— EXERCISE TASK —
Output the material below in full, exactly as it is.

— Data records —
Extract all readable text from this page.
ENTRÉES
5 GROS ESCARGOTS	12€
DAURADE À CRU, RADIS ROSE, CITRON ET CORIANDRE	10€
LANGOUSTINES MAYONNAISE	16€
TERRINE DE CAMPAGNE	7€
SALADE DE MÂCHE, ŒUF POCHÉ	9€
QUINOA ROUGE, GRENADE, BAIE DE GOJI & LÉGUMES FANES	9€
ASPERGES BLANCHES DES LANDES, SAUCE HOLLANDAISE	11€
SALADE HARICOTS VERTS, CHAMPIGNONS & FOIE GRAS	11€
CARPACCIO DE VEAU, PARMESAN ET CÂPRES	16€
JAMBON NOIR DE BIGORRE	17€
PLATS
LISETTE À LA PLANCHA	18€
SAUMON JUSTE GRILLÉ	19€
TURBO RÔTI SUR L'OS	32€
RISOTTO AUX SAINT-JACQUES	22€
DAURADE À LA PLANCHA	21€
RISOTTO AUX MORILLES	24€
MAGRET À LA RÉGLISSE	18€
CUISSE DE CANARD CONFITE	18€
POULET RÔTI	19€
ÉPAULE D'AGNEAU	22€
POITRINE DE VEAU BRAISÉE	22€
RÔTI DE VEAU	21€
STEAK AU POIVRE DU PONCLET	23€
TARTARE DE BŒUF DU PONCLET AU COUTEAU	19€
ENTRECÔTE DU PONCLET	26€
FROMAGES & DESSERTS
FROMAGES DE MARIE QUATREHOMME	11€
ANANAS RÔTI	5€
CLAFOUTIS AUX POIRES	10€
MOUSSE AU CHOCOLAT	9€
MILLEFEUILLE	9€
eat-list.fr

— RESPONSE TO THE EXERCISE —
Extract all readable text from this page.
ENTRÉES
5 GROS ESCARGOTS	12€
DAURADE À CRU, RADIS ROSE, CITRON ET CORIANDRE	10€
LANGOUSTINES MAYONNAISE	16€
TERRINE DE CAMPAGNE	7€
SALADE DE MÂCHE, ŒUF POCHÉ	9€
QUINOA ROUGE, GRENADE, BAIE DE GOJI & LÉGUMES FANES	9€
ASPERGES BLANCHES DES LANDES, SAUCE HOLLANDAISE	11€
SALADE HARICOTS VERTS, CHAMPIGNONS & FOIE GRAS	11€
CARPACCIO DE VEAU, PARMESAN ET CÂPRES	16€
JAMBON NOIR DE BIGORRE	17€
PLATS
LISETTE À LA PLANCHA	18€
SAUMON JUSTE GRILLÉ	19€
TURBO RÔTI SUR L'OS	32€
RISOTTO AUX SAINT-JACQUES	22€
DAURADE À LA PLANCHA	21€
RISOTTO AUX MORILLES	24€
MAGRET À LA RÉGLISSE	18€
CUISSE DE CANARD CONFITE	18€
POULET RÔTI	19€
ÉPAULE D'AGNEAU	22€
POITRINE DE VEAU BRAISÉE	22€
RÔTI DE VEAU	21€
STEAK AU POIVRE DU PONCLET	23€
TARTARE DE BŒUF DU PONCLET AU COUTEAU	19€
ENTRECÔTE DU PONCLET	26€
FROMAGES & DESSERTS
FROMAGES DE MARIE QUATREHOMME	11€
ANANAS RÔTI	5€
CLAFOUTIS AUX POIRES	10€
MOUSSE AU CHOCOLAT	9€
MILLEFEUILLE	9€
eat-list.fr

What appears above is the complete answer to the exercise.